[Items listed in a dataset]
══════════
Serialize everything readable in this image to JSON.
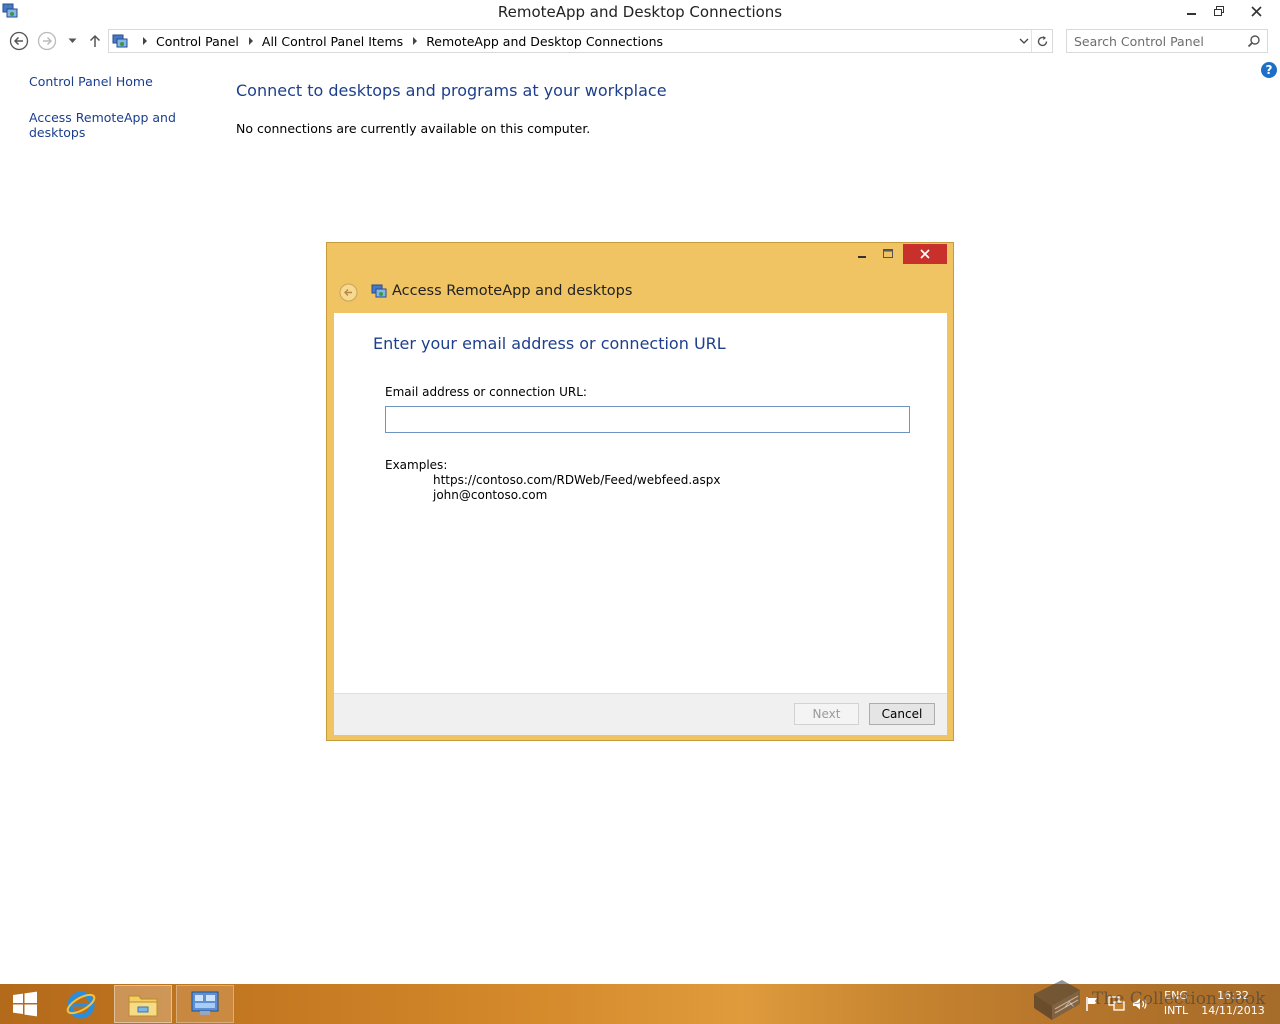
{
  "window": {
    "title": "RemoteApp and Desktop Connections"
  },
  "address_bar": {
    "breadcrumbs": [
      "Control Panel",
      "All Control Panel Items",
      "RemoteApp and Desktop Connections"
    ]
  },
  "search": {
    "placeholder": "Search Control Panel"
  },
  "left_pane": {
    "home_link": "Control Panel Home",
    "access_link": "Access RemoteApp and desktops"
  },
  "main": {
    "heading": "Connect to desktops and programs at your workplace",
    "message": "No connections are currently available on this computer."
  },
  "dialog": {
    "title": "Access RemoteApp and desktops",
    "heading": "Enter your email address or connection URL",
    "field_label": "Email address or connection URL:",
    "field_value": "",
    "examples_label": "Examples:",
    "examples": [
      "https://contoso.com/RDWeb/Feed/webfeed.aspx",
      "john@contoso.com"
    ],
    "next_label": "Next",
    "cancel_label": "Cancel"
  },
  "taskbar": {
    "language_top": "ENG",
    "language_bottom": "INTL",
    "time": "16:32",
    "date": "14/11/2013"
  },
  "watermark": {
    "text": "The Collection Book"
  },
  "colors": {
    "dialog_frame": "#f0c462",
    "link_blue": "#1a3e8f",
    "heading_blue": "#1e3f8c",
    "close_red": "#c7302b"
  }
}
══════════
_AIM_. Copy out all the data exactly; skip the pictures.

_EXERCISE OUTPUT_.
Serialize everything readable in this image to JSON.
{
  "window": {
    "title": "RemoteApp and Desktop Connections"
  },
  "address_bar": {
    "breadcrumbs": [
      "Control Panel",
      "All Control Panel Items",
      "RemoteApp and Desktop Connections"
    ]
  },
  "search": {
    "placeholder": "Search Control Panel"
  },
  "left_pane": {
    "home_link": "Control Panel Home",
    "access_link": "Access RemoteApp and desktops"
  },
  "main": {
    "heading": "Connect to desktops and programs at your workplace",
    "message": "No connections are currently available on this computer."
  },
  "dialog": {
    "title": "Access RemoteApp and desktops",
    "heading": "Enter your email address or connection URL",
    "field_label": "Email address or connection URL:",
    "field_value": "",
    "examples_label": "Examples:",
    "examples": [
      "https://contoso.com/RDWeb/Feed/webfeed.aspx",
      "john@contoso.com"
    ],
    "next_label": "Next",
    "cancel_label": "Cancel"
  },
  "taskbar": {
    "language_top": "ENG",
    "language_bottom": "INTL",
    "time": "16:32",
    "date": "14/11/2013"
  },
  "watermark": {
    "text": "The Collection Book"
  },
  "colors": {
    "dialog_frame": "#f0c462",
    "link_blue": "#1a3e8f",
    "heading_blue": "#1e3f8c",
    "close_red": "#c7302b"
  }
}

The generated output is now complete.